start Excerpted data
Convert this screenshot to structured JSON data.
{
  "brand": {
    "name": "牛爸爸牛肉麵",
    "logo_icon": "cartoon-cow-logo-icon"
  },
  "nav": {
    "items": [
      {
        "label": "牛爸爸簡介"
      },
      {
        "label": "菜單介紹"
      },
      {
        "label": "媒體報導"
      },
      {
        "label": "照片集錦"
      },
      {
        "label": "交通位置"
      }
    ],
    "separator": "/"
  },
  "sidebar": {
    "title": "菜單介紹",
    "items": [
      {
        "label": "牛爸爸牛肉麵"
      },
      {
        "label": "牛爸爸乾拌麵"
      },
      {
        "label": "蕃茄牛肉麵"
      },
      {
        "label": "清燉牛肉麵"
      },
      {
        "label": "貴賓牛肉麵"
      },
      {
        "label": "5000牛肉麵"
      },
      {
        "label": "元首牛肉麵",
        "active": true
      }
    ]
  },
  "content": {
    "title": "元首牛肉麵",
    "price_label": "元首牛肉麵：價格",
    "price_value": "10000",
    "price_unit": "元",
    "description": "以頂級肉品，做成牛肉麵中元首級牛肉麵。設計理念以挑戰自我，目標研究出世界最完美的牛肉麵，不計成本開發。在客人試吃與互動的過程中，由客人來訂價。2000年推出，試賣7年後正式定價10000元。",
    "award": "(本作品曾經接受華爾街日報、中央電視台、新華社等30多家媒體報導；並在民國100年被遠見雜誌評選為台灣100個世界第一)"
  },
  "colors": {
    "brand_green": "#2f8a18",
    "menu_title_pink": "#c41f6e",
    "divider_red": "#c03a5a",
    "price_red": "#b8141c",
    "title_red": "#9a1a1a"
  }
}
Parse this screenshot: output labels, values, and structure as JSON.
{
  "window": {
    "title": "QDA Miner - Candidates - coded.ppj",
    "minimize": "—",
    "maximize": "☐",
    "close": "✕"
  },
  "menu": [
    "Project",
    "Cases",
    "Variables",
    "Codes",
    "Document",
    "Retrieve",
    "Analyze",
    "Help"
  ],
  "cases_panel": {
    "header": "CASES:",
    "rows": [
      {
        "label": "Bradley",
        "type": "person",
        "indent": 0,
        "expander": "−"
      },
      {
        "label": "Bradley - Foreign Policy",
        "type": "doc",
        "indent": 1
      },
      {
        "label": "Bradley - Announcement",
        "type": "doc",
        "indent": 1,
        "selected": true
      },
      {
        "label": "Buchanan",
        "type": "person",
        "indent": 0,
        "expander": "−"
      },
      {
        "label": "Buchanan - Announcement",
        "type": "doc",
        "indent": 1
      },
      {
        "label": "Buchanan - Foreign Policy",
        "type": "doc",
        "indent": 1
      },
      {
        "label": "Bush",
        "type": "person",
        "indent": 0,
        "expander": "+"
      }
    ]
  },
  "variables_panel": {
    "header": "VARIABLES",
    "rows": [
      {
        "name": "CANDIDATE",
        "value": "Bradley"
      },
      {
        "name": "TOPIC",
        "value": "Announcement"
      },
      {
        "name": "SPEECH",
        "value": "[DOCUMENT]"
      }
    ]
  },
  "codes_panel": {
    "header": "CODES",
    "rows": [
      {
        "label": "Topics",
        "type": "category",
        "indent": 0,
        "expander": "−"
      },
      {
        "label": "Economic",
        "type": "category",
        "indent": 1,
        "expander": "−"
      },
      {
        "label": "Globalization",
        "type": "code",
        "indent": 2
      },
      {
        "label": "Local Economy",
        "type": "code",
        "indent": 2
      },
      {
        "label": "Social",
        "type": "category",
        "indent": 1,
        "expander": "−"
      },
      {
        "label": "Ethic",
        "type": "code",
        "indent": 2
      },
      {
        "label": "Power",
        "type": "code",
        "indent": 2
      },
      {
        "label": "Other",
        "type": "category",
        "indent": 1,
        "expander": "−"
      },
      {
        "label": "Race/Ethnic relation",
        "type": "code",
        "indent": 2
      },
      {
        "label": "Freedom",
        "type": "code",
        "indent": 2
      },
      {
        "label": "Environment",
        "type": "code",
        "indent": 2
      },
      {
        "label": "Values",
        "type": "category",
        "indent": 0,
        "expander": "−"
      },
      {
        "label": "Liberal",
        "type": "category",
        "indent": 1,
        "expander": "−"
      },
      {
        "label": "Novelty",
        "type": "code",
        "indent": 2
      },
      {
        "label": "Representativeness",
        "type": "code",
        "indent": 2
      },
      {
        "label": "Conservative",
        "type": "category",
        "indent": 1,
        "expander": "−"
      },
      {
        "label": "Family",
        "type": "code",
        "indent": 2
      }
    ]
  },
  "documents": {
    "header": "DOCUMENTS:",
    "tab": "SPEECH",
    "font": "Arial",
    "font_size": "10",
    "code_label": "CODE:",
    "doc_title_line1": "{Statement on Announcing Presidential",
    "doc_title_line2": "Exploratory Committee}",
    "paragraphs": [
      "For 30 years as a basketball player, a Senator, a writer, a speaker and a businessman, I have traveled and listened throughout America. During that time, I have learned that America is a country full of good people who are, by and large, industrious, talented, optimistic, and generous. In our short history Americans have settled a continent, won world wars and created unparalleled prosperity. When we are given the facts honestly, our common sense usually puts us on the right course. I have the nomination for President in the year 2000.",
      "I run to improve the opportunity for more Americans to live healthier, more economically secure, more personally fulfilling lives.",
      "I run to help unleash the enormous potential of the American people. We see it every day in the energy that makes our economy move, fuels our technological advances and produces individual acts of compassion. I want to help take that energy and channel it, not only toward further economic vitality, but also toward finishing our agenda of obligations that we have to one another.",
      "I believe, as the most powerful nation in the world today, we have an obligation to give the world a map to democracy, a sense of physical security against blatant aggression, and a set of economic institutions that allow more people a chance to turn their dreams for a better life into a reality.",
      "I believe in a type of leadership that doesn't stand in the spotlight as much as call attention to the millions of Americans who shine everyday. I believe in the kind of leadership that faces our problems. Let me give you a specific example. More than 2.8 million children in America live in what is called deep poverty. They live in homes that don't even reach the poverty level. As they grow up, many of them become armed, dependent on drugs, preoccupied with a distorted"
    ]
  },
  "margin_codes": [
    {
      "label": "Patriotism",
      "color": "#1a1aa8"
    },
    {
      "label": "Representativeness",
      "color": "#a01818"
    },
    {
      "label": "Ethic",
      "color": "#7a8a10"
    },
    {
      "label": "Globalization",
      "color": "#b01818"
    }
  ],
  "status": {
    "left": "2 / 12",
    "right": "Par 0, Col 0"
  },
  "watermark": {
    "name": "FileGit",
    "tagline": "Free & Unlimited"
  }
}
end Excerpted data
Above are some records. Report the number of their lines that include "Bradley", and add nothing else.

▶ **Task result**: 4